* begin The records *
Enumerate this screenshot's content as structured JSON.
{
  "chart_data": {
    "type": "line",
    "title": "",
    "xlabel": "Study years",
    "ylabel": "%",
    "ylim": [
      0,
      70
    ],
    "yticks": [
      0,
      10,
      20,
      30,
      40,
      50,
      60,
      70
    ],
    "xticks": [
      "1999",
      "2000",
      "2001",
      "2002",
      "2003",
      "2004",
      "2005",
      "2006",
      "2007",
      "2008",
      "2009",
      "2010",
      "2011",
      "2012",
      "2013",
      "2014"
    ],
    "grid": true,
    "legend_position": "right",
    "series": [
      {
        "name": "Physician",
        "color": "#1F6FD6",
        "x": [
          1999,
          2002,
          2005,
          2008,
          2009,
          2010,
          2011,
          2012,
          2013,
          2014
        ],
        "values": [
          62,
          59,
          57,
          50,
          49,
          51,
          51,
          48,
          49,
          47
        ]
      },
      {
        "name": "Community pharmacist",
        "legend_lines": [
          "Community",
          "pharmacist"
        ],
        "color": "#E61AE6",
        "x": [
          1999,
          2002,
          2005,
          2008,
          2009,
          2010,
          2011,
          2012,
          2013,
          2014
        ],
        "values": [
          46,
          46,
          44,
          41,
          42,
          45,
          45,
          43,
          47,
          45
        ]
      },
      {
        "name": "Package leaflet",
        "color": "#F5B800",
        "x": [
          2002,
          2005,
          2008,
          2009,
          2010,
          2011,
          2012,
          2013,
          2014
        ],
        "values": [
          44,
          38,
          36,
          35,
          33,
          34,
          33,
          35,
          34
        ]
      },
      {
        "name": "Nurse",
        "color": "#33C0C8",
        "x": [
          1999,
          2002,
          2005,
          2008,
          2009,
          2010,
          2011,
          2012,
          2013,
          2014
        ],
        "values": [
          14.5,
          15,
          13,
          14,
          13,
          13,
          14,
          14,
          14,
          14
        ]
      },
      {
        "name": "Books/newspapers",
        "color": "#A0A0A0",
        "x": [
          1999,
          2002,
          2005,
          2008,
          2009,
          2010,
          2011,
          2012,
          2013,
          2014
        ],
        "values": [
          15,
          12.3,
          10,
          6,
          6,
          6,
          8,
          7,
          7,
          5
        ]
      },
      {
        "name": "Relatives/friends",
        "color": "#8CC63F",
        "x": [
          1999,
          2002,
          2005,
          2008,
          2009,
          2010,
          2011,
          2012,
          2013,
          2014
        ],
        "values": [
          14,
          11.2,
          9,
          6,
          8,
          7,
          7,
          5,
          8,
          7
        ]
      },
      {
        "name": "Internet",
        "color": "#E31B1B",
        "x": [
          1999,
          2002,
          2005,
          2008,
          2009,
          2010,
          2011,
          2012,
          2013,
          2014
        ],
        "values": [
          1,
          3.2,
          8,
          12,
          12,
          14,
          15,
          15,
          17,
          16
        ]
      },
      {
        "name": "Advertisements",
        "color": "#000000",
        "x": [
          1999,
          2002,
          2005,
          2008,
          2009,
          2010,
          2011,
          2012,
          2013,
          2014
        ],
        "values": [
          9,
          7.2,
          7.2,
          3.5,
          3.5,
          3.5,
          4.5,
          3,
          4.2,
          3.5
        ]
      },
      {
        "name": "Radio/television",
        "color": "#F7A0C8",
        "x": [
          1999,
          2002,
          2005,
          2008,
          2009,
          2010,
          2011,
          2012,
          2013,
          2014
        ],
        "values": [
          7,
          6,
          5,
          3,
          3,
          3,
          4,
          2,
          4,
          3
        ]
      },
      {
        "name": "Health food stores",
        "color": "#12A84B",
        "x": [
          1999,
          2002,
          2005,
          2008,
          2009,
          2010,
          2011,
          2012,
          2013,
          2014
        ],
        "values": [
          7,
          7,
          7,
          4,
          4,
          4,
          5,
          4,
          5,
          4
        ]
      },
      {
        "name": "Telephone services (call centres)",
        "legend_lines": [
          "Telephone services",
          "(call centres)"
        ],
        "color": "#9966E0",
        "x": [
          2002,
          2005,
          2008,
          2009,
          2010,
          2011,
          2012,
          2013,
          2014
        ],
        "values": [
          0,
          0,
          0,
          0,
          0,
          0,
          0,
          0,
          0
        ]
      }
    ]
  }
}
* end The records *
• Given instruction
Repeat the preceding lines exactly, please, every one of them.

• Solution to this problem
Enumerate this screenshot's content as structured JSON.
{
  "chart_data": {
    "type": "line",
    "title": "",
    "xlabel": "Study years",
    "ylabel": "%",
    "ylim": [
      0,
      70
    ],
    "yticks": [
      0,
      10,
      20,
      30,
      40,
      50,
      60,
      70
    ],
    "xticks": [
      "1999",
      "2000",
      "2001",
      "2002",
      "2003",
      "2004",
      "2005",
      "2006",
      "2007",
      "2008",
      "2009",
      "2010",
      "2011",
      "2012",
      "2013",
      "2014"
    ],
    "grid": true,
    "legend_position": "right",
    "series": [
      {
        "name": "Physician",
        "color": "#1F6FD6",
        "x": [
          1999,
          2002,
          2005,
          2008,
          2009,
          2010,
          2011,
          2012,
          2013,
          2014
        ],
        "values": [
          62,
          59,
          57,
          50,
          49,
          51,
          51,
          48,
          49,
          47
        ]
      },
      {
        "name": "Community pharmacist",
        "legend_lines": [
          "Community",
          "pharmacist"
        ],
        "color": "#E61AE6",
        "x": [
          1999,
          2002,
          2005,
          2008,
          2009,
          2010,
          2011,
          2012,
          2013,
          2014
        ],
        "values": [
          46,
          46,
          44,
          41,
          42,
          45,
          45,
          43,
          47,
          45
        ]
      },
      {
        "name": "Package leaflet",
        "color": "#F5B800",
        "x": [
          2002,
          2005,
          2008,
          2009,
          2010,
          2011,
          2012,
          2013,
          2014
        ],
        "values": [
          44,
          38,
          36,
          35,
          33,
          34,
          33,
          35,
          34
        ]
      },
      {
        "name": "Nurse",
        "color": "#33C0C8",
        "x": [
          1999,
          2002,
          2005,
          2008,
          2009,
          2010,
          2011,
          2012,
          2013,
          2014
        ],
        "values": [
          14.5,
          15,
          13,
          14,
          13,
          13,
          14,
          14,
          14,
          14
        ]
      },
      {
        "name": "Books/newspapers",
        "color": "#A0A0A0",
        "x": [
          1999,
          2002,
          2005,
          2008,
          2009,
          2010,
          2011,
          2012,
          2013,
          2014
        ],
        "values": [
          15,
          12.3,
          10,
          6,
          6,
          6,
          8,
          7,
          7,
          5
        ]
      },
      {
        "name": "Relatives/friends",
        "color": "#8CC63F",
        "x": [
          1999,
          2002,
          2005,
          2008,
          2009,
          2010,
          2011,
          2012,
          2013,
          2014
        ],
        "values": [
          14,
          11.2,
          9,
          6,
          8,
          7,
          7,
          5,
          8,
          7
        ]
      },
      {
        "name": "Internet",
        "color": "#E31B1B",
        "x": [
          1999,
          2002,
          2005,
          2008,
          2009,
          2010,
          2011,
          2012,
          2013,
          2014
        ],
        "values": [
          1,
          3.2,
          8,
          12,
          12,
          14,
          15,
          15,
          17,
          16
        ]
      },
      {
        "name": "Advertisements",
        "color": "#000000",
        "x": [
          1999,
          2002,
          2005,
          2008,
          2009,
          2010,
          2011,
          2012,
          2013,
          2014
        ],
        "values": [
          9,
          7.2,
          7.2,
          3.5,
          3.5,
          3.5,
          4.5,
          3,
          4.2,
          3.5
        ]
      },
      {
        "name": "Radio/television",
        "color": "#F7A0C8",
        "x": [
          1999,
          2002,
          2005,
          2008,
          2009,
          2010,
          2011,
          2012,
          2013,
          2014
        ],
        "values": [
          7,
          6,
          5,
          3,
          3,
          3,
          4,
          2,
          4,
          3
        ]
      },
      {
        "name": "Health food stores",
        "color": "#12A84B",
        "x": [
          1999,
          2002,
          2005,
          2008,
          2009,
          2010,
          2011,
          2012,
          2013,
          2014
        ],
        "values": [
          7,
          7,
          7,
          4,
          4,
          4,
          5,
          4,
          5,
          4
        ]
      },
      {
        "name": "Telephone services (call centres)",
        "legend_lines": [
          "Telephone services",
          "(call centres)"
        ],
        "color": "#9966E0",
        "x": [
          2002,
          2005,
          2008,
          2009,
          2010,
          2011,
          2012,
          2013,
          2014
        ],
        "values": [
          0,
          0,
          0,
          0,
          0,
          0,
          0,
          0,
          0
        ]
      }
    ]
  }
}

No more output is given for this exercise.